- **Stated goal**
Your job is to restate each entry word for word.

- **Data items**
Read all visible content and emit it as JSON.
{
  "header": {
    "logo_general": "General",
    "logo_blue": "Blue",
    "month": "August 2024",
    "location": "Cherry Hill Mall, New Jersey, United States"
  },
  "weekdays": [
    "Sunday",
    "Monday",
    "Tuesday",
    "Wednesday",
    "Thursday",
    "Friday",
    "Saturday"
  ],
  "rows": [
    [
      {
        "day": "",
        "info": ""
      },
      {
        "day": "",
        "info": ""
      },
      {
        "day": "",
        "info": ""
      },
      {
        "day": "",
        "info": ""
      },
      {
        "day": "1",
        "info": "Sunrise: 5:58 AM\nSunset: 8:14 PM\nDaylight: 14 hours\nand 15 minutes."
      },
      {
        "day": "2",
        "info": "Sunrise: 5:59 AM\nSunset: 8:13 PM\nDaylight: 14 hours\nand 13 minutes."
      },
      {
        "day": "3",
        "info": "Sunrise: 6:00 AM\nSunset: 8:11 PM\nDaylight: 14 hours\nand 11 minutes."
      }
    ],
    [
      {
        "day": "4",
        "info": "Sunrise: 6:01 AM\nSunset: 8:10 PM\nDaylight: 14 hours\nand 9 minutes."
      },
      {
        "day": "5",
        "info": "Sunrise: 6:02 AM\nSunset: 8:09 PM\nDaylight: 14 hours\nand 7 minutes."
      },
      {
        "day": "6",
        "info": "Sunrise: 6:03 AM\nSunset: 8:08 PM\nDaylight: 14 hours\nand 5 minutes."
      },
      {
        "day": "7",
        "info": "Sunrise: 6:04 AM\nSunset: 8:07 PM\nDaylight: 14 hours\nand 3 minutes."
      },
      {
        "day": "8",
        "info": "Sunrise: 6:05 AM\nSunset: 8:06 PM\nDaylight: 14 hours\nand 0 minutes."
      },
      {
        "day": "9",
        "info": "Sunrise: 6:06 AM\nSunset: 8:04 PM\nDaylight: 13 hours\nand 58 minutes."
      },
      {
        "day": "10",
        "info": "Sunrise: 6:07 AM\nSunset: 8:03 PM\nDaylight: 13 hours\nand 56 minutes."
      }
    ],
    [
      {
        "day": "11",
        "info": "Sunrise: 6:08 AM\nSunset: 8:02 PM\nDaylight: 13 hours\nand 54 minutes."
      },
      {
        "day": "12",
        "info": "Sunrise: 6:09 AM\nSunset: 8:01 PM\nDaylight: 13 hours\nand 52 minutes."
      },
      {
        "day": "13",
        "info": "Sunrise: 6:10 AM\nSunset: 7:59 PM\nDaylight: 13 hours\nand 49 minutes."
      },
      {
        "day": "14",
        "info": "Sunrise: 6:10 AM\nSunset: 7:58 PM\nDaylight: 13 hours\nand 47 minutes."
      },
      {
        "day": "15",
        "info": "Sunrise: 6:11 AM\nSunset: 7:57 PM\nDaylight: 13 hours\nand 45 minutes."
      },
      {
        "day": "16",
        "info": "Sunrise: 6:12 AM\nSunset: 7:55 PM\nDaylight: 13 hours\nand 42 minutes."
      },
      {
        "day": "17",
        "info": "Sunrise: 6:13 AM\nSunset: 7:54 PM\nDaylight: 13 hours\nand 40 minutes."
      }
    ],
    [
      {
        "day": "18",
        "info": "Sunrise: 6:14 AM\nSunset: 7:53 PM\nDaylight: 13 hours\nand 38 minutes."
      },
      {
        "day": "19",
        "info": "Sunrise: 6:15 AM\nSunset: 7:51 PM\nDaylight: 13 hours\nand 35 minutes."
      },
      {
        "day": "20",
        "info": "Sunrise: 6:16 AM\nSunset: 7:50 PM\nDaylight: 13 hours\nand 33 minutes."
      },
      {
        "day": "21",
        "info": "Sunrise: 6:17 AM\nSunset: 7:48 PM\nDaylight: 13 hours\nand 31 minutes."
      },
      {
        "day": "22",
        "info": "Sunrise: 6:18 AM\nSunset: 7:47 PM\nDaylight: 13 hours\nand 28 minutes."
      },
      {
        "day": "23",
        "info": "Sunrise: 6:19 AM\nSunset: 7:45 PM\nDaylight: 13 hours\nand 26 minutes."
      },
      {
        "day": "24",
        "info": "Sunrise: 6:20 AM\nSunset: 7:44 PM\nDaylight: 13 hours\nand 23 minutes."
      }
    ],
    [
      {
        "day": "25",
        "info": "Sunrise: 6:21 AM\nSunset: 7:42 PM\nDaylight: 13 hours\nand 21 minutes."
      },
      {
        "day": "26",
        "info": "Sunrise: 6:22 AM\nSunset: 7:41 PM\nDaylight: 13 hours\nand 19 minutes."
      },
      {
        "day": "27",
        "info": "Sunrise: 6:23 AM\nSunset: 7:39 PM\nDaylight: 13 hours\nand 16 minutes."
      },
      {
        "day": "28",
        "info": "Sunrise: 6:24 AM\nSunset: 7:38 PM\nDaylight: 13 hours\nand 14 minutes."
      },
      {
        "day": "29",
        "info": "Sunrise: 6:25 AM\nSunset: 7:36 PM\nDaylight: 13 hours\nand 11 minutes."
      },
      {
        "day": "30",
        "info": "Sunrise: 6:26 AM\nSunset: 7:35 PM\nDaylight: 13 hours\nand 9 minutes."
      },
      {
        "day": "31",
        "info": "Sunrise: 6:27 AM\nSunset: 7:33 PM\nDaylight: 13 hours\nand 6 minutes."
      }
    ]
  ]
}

- **Task response**
Read all visible content and emit it as JSON.
{
  "header": {
    "logo_general": "General",
    "logo_blue": "Blue",
    "month": "August 2024",
    "location": "Cherry Hill Mall, New Jersey, United States"
  },
  "weekdays": [
    "Sunday",
    "Monday",
    "Tuesday",
    "Wednesday",
    "Thursday",
    "Friday",
    "Saturday"
  ],
  "rows": [
    [
      {
        "day": "",
        "info": ""
      },
      {
        "day": "",
        "info": ""
      },
      {
        "day": "",
        "info": ""
      },
      {
        "day": "",
        "info": ""
      },
      {
        "day": "1",
        "info": "Sunrise: 5:58 AM\nSunset: 8:14 PM\nDaylight: 14 hours\nand 15 minutes."
      },
      {
        "day": "2",
        "info": "Sunrise: 5:59 AM\nSunset: 8:13 PM\nDaylight: 14 hours\nand 13 minutes."
      },
      {
        "day": "3",
        "info": "Sunrise: 6:00 AM\nSunset: 8:11 PM\nDaylight: 14 hours\nand 11 minutes."
      }
    ],
    [
      {
        "day": "4",
        "info": "Sunrise: 6:01 AM\nSunset: 8:10 PM\nDaylight: 14 hours\nand 9 minutes."
      },
      {
        "day": "5",
        "info": "Sunrise: 6:02 AM\nSunset: 8:09 PM\nDaylight: 14 hours\nand 7 minutes."
      },
      {
        "day": "6",
        "info": "Sunrise: 6:03 AM\nSunset: 8:08 PM\nDaylight: 14 hours\nand 5 minutes."
      },
      {
        "day": "7",
        "info": "Sunrise: 6:04 AM\nSunset: 8:07 PM\nDaylight: 14 hours\nand 3 minutes."
      },
      {
        "day": "8",
        "info": "Sunrise: 6:05 AM\nSunset: 8:06 PM\nDaylight: 14 hours\nand 0 minutes."
      },
      {
        "day": "9",
        "info": "Sunrise: 6:06 AM\nSunset: 8:04 PM\nDaylight: 13 hours\nand 58 minutes."
      },
      {
        "day": "10",
        "info": "Sunrise: 6:07 AM\nSunset: 8:03 PM\nDaylight: 13 hours\nand 56 minutes."
      }
    ],
    [
      {
        "day": "11",
        "info": "Sunrise: 6:08 AM\nSunset: 8:02 PM\nDaylight: 13 hours\nand 54 minutes."
      },
      {
        "day": "12",
        "info": "Sunrise: 6:09 AM\nSunset: 8:01 PM\nDaylight: 13 hours\nand 52 minutes."
      },
      {
        "day": "13",
        "info": "Sunrise: 6:10 AM\nSunset: 7:59 PM\nDaylight: 13 hours\nand 49 minutes."
      },
      {
        "day": "14",
        "info": "Sunrise: 6:10 AM\nSunset: 7:58 PM\nDaylight: 13 hours\nand 47 minutes."
      },
      {
        "day": "15",
        "info": "Sunrise: 6:11 AM\nSunset: 7:57 PM\nDaylight: 13 hours\nand 45 minutes."
      },
      {
        "day": "16",
        "info": "Sunrise: 6:12 AM\nSunset: 7:55 PM\nDaylight: 13 hours\nand 42 minutes."
      },
      {
        "day": "17",
        "info": "Sunrise: 6:13 AM\nSunset: 7:54 PM\nDaylight: 13 hours\nand 40 minutes."
      }
    ],
    [
      {
        "day": "18",
        "info": "Sunrise: 6:14 AM\nSunset: 7:53 PM\nDaylight: 13 hours\nand 38 minutes."
      },
      {
        "day": "19",
        "info": "Sunrise: 6:15 AM\nSunset: 7:51 PM\nDaylight: 13 hours\nand 35 minutes."
      },
      {
        "day": "20",
        "info": "Sunrise: 6:16 AM\nSunset: 7:50 PM\nDaylight: 13 hours\nand 33 minutes."
      },
      {
        "day": "21",
        "info": "Sunrise: 6:17 AM\nSunset: 7:48 PM\nDaylight: 13 hours\nand 31 minutes."
      },
      {
        "day": "22",
        "info": "Sunrise: 6:18 AM\nSunset: 7:47 PM\nDaylight: 13 hours\nand 28 minutes."
      },
      {
        "day": "23",
        "info": "Sunrise: 6:19 AM\nSunset: 7:45 PM\nDaylight: 13 hours\nand 26 minutes."
      },
      {
        "day": "24",
        "info": "Sunrise: 6:20 AM\nSunset: 7:44 PM\nDaylight: 13 hours\nand 23 minutes."
      }
    ],
    [
      {
        "day": "25",
        "info": "Sunrise: 6:21 AM\nSunset: 7:42 PM\nDaylight: 13 hours\nand 21 minutes."
      },
      {
        "day": "26",
        "info": "Sunrise: 6:22 AM\nSunset: 7:41 PM\nDaylight: 13 hours\nand 19 minutes."
      },
      {
        "day": "27",
        "info": "Sunrise: 6:23 AM\nSunset: 7:39 PM\nDaylight: 13 hours\nand 16 minutes."
      },
      {
        "day": "28",
        "info": "Sunrise: 6:24 AM\nSunset: 7:38 PM\nDaylight: 13 hours\nand 14 minutes."
      },
      {
        "day": "29",
        "info": "Sunrise: 6:25 AM\nSunset: 7:36 PM\nDaylight: 13 hours\nand 11 minutes."
      },
      {
        "day": "30",
        "info": "Sunrise: 6:26 AM\nSunset: 7:35 PM\nDaylight: 13 hours\nand 9 minutes."
      },
      {
        "day": "31",
        "info": "Sunrise: 6:27 AM\nSunset: 7:33 PM\nDaylight: 13 hours\nand 6 minutes."
      }
    ]
  ]
}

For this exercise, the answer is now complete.